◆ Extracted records

»»

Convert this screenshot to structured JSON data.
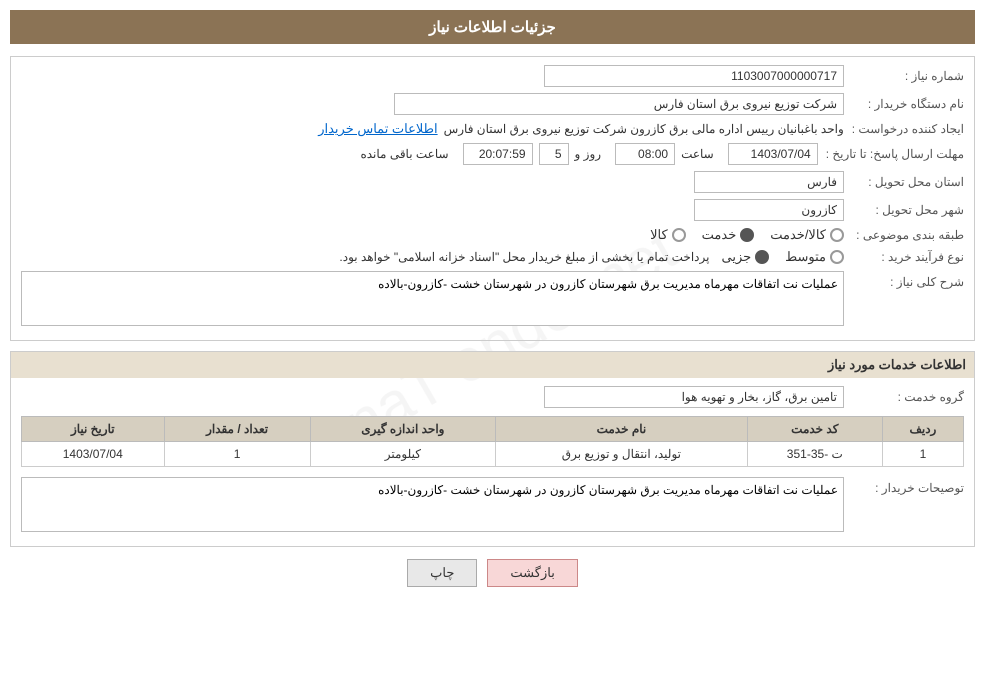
{
  "header": {
    "title": "جزئیات اطلاعات نیاز"
  },
  "fields": {
    "shomare_niaz_label": "شماره نیاز :",
    "shomare_niaz_value": "1103007000000717",
    "nam_dastgah_label": "نام دستگاه خریدار :",
    "nam_dastgah_value": "شرکت توزیع نیروی برق استان فارس",
    "ijad_konande_label": "ایجاد کننده درخواست :",
    "ijad_konande_part1": "واحد باغبانیان رییس اداره مالی برق کازرون شرکت توزیع نیروی برق استان فارس",
    "ijad_konande_link": "اطلاعات تماس خریدار",
    "mohlat_label": "مهلت ارسال پاسخ: تا تاریخ :",
    "mohlat_date": "1403/07/04",
    "mohlat_saat_label": "ساعت",
    "mohlat_saat_value": "08:00",
    "mohlat_roz_label": "روز و",
    "mohlat_roz_value": "5",
    "mohlat_time_value": "20:07:59",
    "mohlat_remaining_label": "ساعت باقی مانده",
    "ostan_label": "استان محل تحویل :",
    "ostan_value": "فارس",
    "shahr_label": "شهر محل تحویل :",
    "shahr_value": "کازرون",
    "tabaqe_label": "طبقه بندی موضوعی :",
    "tabaqe_kala": "کالا",
    "tabaqe_khedmat": "خدمت",
    "tabaqe_kala_khedmat": "کالا/خدمت",
    "tabaqe_selected": "khedmat",
    "noe_farayand_label": "نوع فرآیند خرید :",
    "noe_jozyi": "جزیی",
    "noe_motevasset": "متوسط",
    "noe_text": "پرداخت تمام یا بخشی از مبلغ خریدار محل \"اسناد خزانه اسلامی\" خواهد بود.",
    "sharh_label": "شرح کلی نیاز :",
    "sharh_value": "عملیات نت اتفاقات مهرماه مدیریت برق شهرستان کازرون در شهرستان خشت -کازرون-بالاده",
    "service_section": "اطلاعات خدمات مورد نیاز",
    "group_label": "گروه خدمت :",
    "group_value": "تامین برق، گاز، بخار و تهویه هوا",
    "table": {
      "headers": [
        "ردیف",
        "کد خدمت",
        "نام خدمت",
        "واحد اندازه گیری",
        "تعداد / مقدار",
        "تاریخ نیاز"
      ],
      "rows": [
        {
          "radif": "1",
          "kod_khedmat": "ت -35-351",
          "nam_khedmat": "تولید، انتقال و توزیع برق",
          "vahed": "کیلومتر",
          "tedad": "1",
          "tarikh": "1403/07/04"
        }
      ]
    },
    "tosif_label": "توصیحات خریدار :",
    "tosif_value": "عملیات نت اتفاقات مهرماه مدیریت برق شهرستان کازرون در شهرستان خشت -کازرون-بالاده"
  },
  "buttons": {
    "back_label": "بازگشت",
    "print_label": "چاپ"
  }
}
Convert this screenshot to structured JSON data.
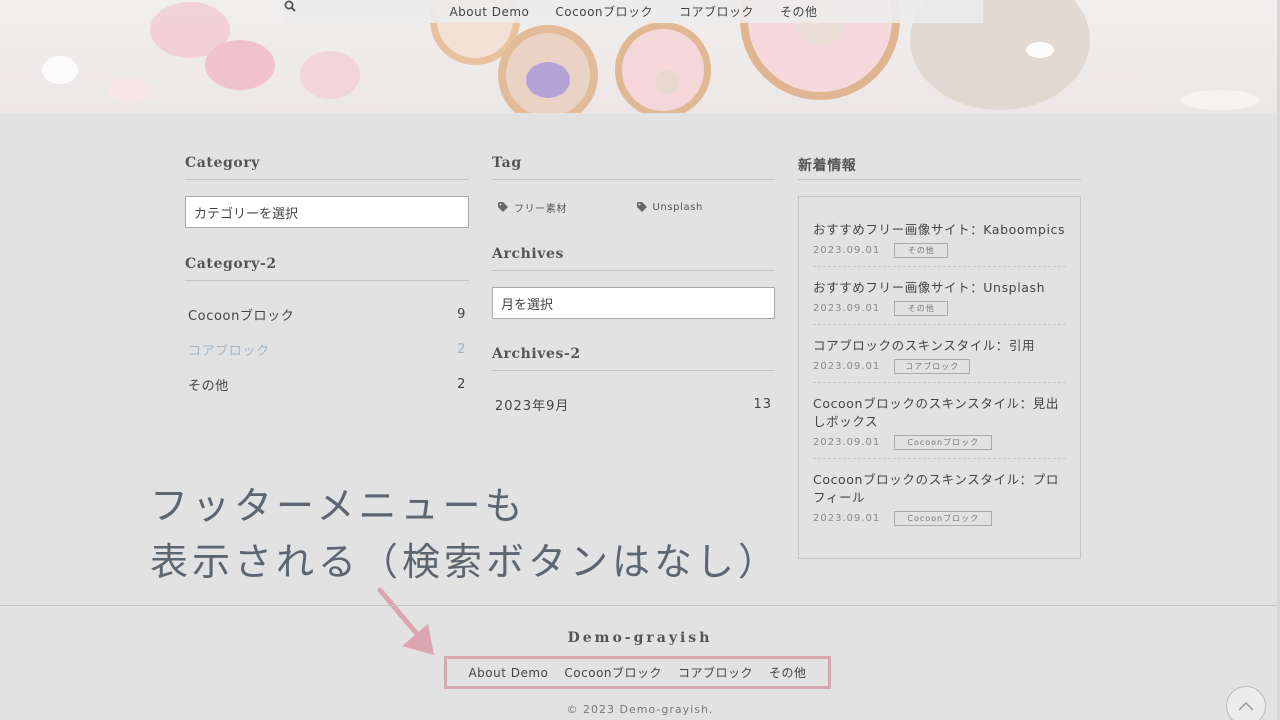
{
  "header": {
    "nav": [
      "About Demo",
      "Cocoonブロック",
      "コアブロック",
      "その他"
    ],
    "search_icon": "search-icon"
  },
  "widgets": {
    "category": {
      "title": "Category",
      "select_value": "カテゴリーを選択"
    },
    "category2": {
      "title": "Category-2",
      "items": [
        {
          "label": "Cocoonブロック",
          "count": "9"
        },
        {
          "label": "コアブロック",
          "count": "2"
        },
        {
          "label": "その他",
          "count": "2"
        }
      ]
    },
    "tag": {
      "title": "Tag",
      "items": [
        "フリー素材",
        "Unsplash"
      ]
    },
    "archives": {
      "title": "Archives",
      "select_value": "月を選択"
    },
    "archives2": {
      "title": "Archives-2",
      "items": [
        {
          "label": "2023年9月",
          "count": "13"
        }
      ]
    },
    "news": {
      "title": "新着情報",
      "items": [
        {
          "title": "おすすめフリー画像サイト：Kaboompics",
          "date": "2023.09.01",
          "category": "その他"
        },
        {
          "title": "おすすめフリー画像サイト：Unsplash",
          "date": "2023.09.01",
          "category": "その他"
        },
        {
          "title": "コアブロックのスキンスタイル：引用",
          "date": "2023.09.01",
          "category": "コアブロック"
        },
        {
          "title": "Cocoonブロックのスキンスタイル：見出しボックス",
          "date": "2023.09.01",
          "category": "Cocoonブロック"
        },
        {
          "title": "Cocoonブロックのスキンスタイル：プロフィール",
          "date": "2023.09.01",
          "category": "Cocoonブロック"
        }
      ]
    }
  },
  "annotation": {
    "line1": "フッターメニューも",
    "line2": "表示される（検索ボタンはなし）"
  },
  "footer": {
    "brand": "Demo-grayish",
    "nav": [
      "About Demo",
      "Cocoonブロック",
      "コアブロック",
      "その他"
    ],
    "copyright": "© 2023 Demo-grayish."
  },
  "colors": {
    "accent_link": "#9fb5c8",
    "highlight_border": "#d9a7b2",
    "arrow": "#dca5b1"
  }
}
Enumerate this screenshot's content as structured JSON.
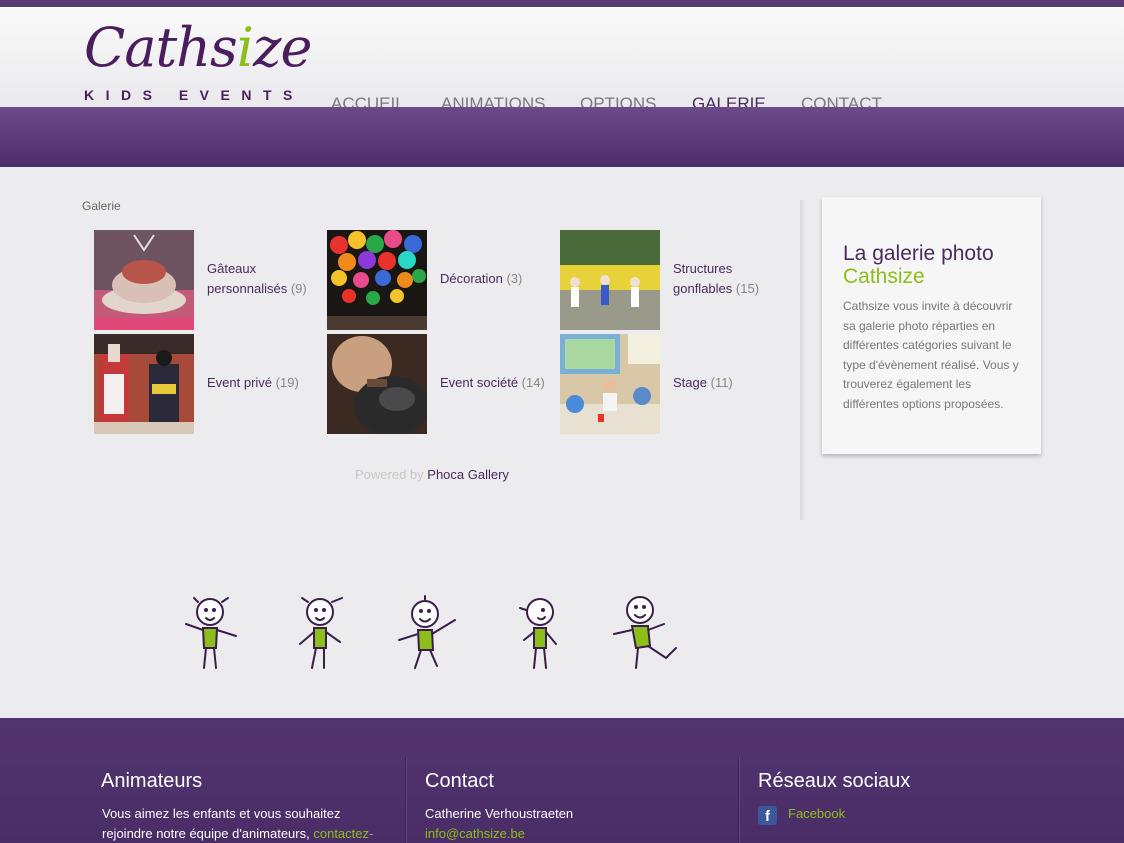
{
  "brand": {
    "name_prefix": "Cath",
    "name_s": "s",
    "name_i": "i",
    "name_suffix": "ze",
    "tagline": "KIDS EVENTS"
  },
  "nav": {
    "items": [
      {
        "label": "ACCUEIL"
      },
      {
        "label": "ANIMATIONS"
      },
      {
        "label": "OPTIONS"
      },
      {
        "label": "GALERIE"
      },
      {
        "label": "CONTACT"
      }
    ]
  },
  "breadcrumb": "Galerie",
  "gallery": {
    "categories": [
      {
        "name": "Gâteaux personnalisés",
        "count": "(9)"
      },
      {
        "name": "Décoration",
        "count": "(3)"
      },
      {
        "name": "Structures gonflables",
        "count": "(15)"
      },
      {
        "name": "Event privé",
        "count": "(19)"
      },
      {
        "name": "Event société",
        "count": "(14)"
      },
      {
        "name": "Stage",
        "count": "(11)"
      }
    ],
    "powered_prefix": "Powered by",
    "powered_link": "Phoca Gallery"
  },
  "sidebar": {
    "title_line1": "La galerie photo",
    "title_line2": "Cathsize",
    "text": "Cathsize vous invite à découvrir sa galerie photo réparties en différentes catégories suivant le type d'évènement réalisé. Vous y trouverez également les différentes options proposées."
  },
  "footer": {
    "animateurs": {
      "title": "Animateurs",
      "text": "Vous aimez les enfants et vous souhaitez rejoindre notre équipe d'animateurs,",
      "link": "contactez-"
    },
    "contact": {
      "title": "Contact",
      "name": "Catherine Verhoustraeten",
      "email": "info@cathsize.be"
    },
    "social": {
      "title": "Réseaux sociaux",
      "facebook": "Facebook"
    }
  },
  "colors": {
    "purple": "#4a2a5e",
    "green": "#8cbf1a",
    "band": "#5a3a78"
  }
}
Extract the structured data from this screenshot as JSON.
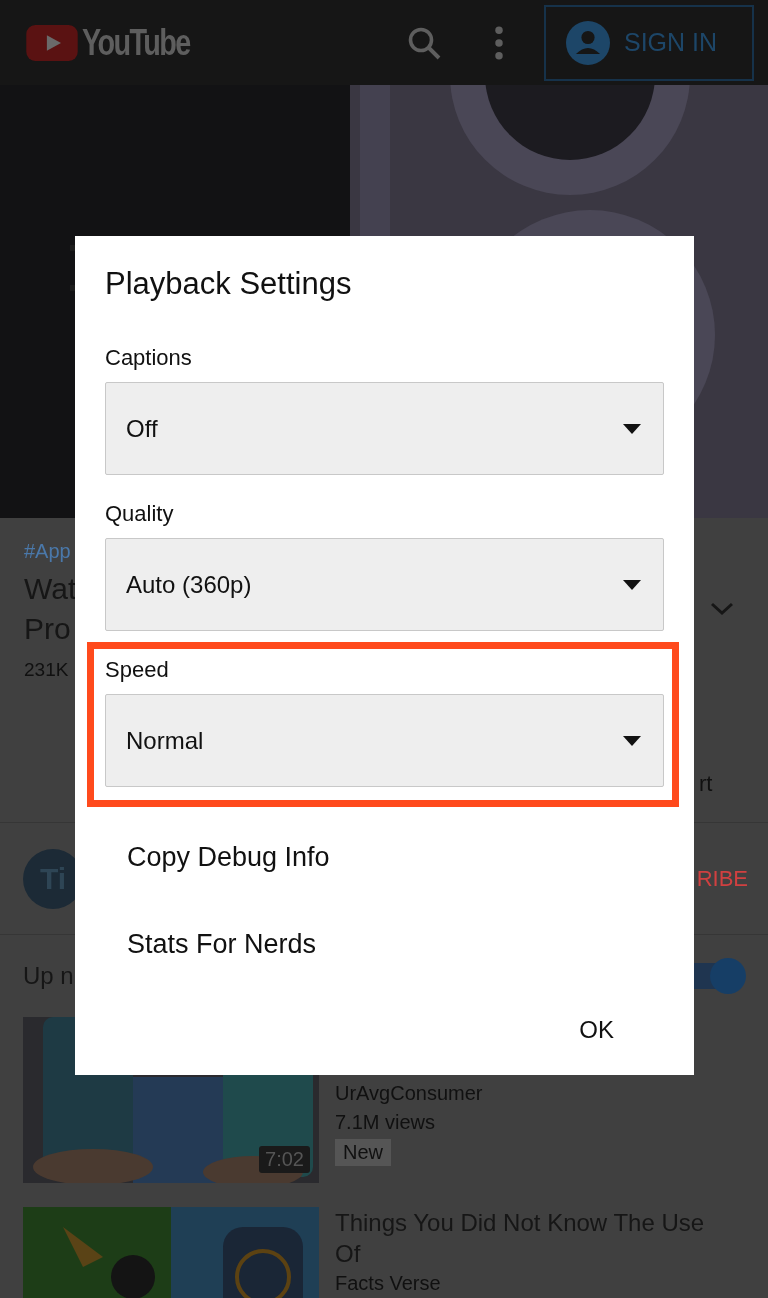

««

◆ What you are asked to do
In the listing above, find the lines holding the word "شهرستان" and copy them.

◆ Written answer
    "sharh_value": "عملیات نت اتفاقات مهرماه مدیریت برق شهرستان کازرون در شهرستان خشت -کازرون-بالاده",
    "tosif_value": "عملیات نت اتفاقات مهرماه مدیریت برق شهرستان کازرون در شهرستان خشت -کازرون-بالاده"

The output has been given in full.